GOAL: In the copy, include every entry exactly but none of the pictures.

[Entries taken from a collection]
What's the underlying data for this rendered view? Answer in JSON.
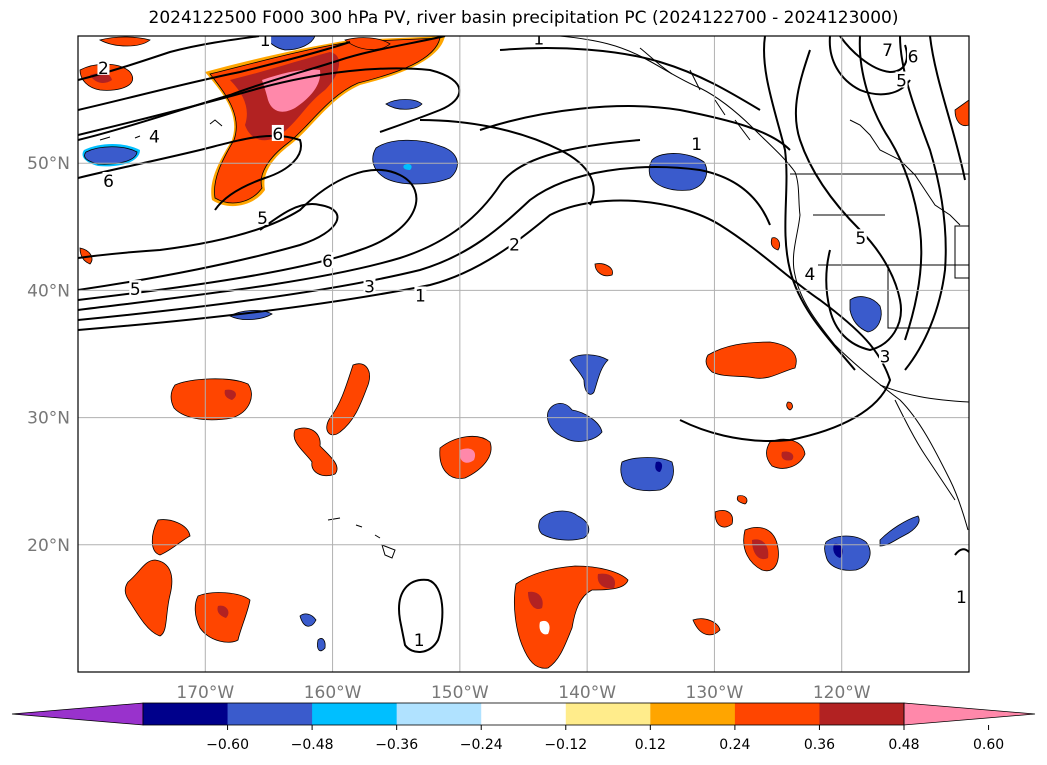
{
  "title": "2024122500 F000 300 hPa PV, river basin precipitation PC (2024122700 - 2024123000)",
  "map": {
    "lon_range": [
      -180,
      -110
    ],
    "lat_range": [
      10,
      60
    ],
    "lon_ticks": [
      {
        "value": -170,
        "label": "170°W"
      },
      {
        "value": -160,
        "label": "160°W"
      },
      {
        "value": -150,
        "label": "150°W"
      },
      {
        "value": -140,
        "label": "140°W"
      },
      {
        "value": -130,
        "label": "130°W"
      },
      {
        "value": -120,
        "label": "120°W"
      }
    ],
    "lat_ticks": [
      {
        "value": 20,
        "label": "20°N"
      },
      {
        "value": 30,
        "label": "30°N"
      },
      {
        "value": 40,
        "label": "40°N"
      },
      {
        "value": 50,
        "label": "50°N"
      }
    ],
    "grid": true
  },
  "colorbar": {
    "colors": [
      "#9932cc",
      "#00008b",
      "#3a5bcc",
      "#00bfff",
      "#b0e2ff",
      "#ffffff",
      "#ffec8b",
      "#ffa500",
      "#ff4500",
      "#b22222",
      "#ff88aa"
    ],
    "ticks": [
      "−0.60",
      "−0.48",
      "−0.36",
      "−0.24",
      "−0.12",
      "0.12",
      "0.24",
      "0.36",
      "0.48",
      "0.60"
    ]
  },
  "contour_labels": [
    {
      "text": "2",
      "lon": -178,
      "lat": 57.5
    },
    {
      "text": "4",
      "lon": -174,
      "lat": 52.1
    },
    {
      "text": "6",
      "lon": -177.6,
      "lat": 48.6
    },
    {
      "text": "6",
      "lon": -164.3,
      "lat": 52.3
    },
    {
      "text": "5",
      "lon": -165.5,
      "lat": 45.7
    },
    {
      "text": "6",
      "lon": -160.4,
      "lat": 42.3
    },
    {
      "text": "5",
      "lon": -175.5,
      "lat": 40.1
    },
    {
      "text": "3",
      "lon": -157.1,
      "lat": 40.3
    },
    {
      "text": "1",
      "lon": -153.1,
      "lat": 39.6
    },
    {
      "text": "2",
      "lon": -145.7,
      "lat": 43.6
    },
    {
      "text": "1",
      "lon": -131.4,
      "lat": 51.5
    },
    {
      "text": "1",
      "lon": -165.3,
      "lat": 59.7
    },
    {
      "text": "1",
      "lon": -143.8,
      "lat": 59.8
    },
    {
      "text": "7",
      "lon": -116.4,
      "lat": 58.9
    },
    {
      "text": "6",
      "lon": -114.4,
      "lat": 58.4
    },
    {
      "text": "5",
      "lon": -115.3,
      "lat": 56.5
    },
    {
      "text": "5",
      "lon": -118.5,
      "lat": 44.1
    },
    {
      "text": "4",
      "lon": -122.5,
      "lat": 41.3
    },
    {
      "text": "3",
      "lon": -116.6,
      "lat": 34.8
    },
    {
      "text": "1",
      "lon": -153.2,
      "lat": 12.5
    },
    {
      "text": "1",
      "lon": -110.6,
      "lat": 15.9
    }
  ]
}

SOLUTION FOR THIS EXERCISE:
What's the underlying data for this rendered view? Answer in JSON.
{
  "title": "2024122500 F000 300 hPa PV, river basin precipitation PC (2024122700 - 2024123000)",
  "map": {
    "lon_range": [
      -180,
      -110
    ],
    "lat_range": [
      10,
      60
    ],
    "lon_ticks": [
      {
        "value": -170,
        "label": "170°W"
      },
      {
        "value": -160,
        "label": "160°W"
      },
      {
        "value": -150,
        "label": "150°W"
      },
      {
        "value": -140,
        "label": "140°W"
      },
      {
        "value": -130,
        "label": "130°W"
      },
      {
        "value": -120,
        "label": "120°W"
      }
    ],
    "lat_ticks": [
      {
        "value": 20,
        "label": "20°N"
      },
      {
        "value": 30,
        "label": "30°N"
      },
      {
        "value": 40,
        "label": "40°N"
      },
      {
        "value": 50,
        "label": "50°N"
      }
    ],
    "grid": true
  },
  "colorbar": {
    "colors": [
      "#9932cc",
      "#00008b",
      "#3a5bcc",
      "#00bfff",
      "#b0e2ff",
      "#ffffff",
      "#ffec8b",
      "#ffa500",
      "#ff4500",
      "#b22222",
      "#ff88aa"
    ],
    "ticks": [
      "−0.60",
      "−0.48",
      "−0.36",
      "−0.24",
      "−0.12",
      "0.12",
      "0.24",
      "0.36",
      "0.48",
      "0.60"
    ]
  },
  "contour_labels": [
    {
      "text": "2",
      "lon": -178,
      "lat": 57.5
    },
    {
      "text": "4",
      "lon": -174,
      "lat": 52.1
    },
    {
      "text": "6",
      "lon": -177.6,
      "lat": 48.6
    },
    {
      "text": "6",
      "lon": -164.3,
      "lat": 52.3
    },
    {
      "text": "5",
      "lon": -165.5,
      "lat": 45.7
    },
    {
      "text": "6",
      "lon": -160.4,
      "lat": 42.3
    },
    {
      "text": "5",
      "lon": -175.5,
      "lat": 40.1
    },
    {
      "text": "3",
      "lon": -157.1,
      "lat": 40.3
    },
    {
      "text": "1",
      "lon": -153.1,
      "lat": 39.6
    },
    {
      "text": "2",
      "lon": -145.7,
      "lat": 43.6
    },
    {
      "text": "1",
      "lon": -131.4,
      "lat": 51.5
    },
    {
      "text": "1",
      "lon": -165.3,
      "lat": 59.7
    },
    {
      "text": "1",
      "lon": -143.8,
      "lat": 59.8
    },
    {
      "text": "7",
      "lon": -116.4,
      "lat": 58.9
    },
    {
      "text": "6",
      "lon": -114.4,
      "lat": 58.4
    },
    {
      "text": "5",
      "lon": -115.3,
      "lat": 56.5
    },
    {
      "text": "5",
      "lon": -118.5,
      "lat": 44.1
    },
    {
      "text": "4",
      "lon": -122.5,
      "lat": 41.3
    },
    {
      "text": "3",
      "lon": -116.6,
      "lat": 34.8
    },
    {
      "text": "1",
      "lon": -153.2,
      "lat": 12.5
    },
    {
      "text": "1",
      "lon": -110.6,
      "lat": 15.9
    }
  ]
}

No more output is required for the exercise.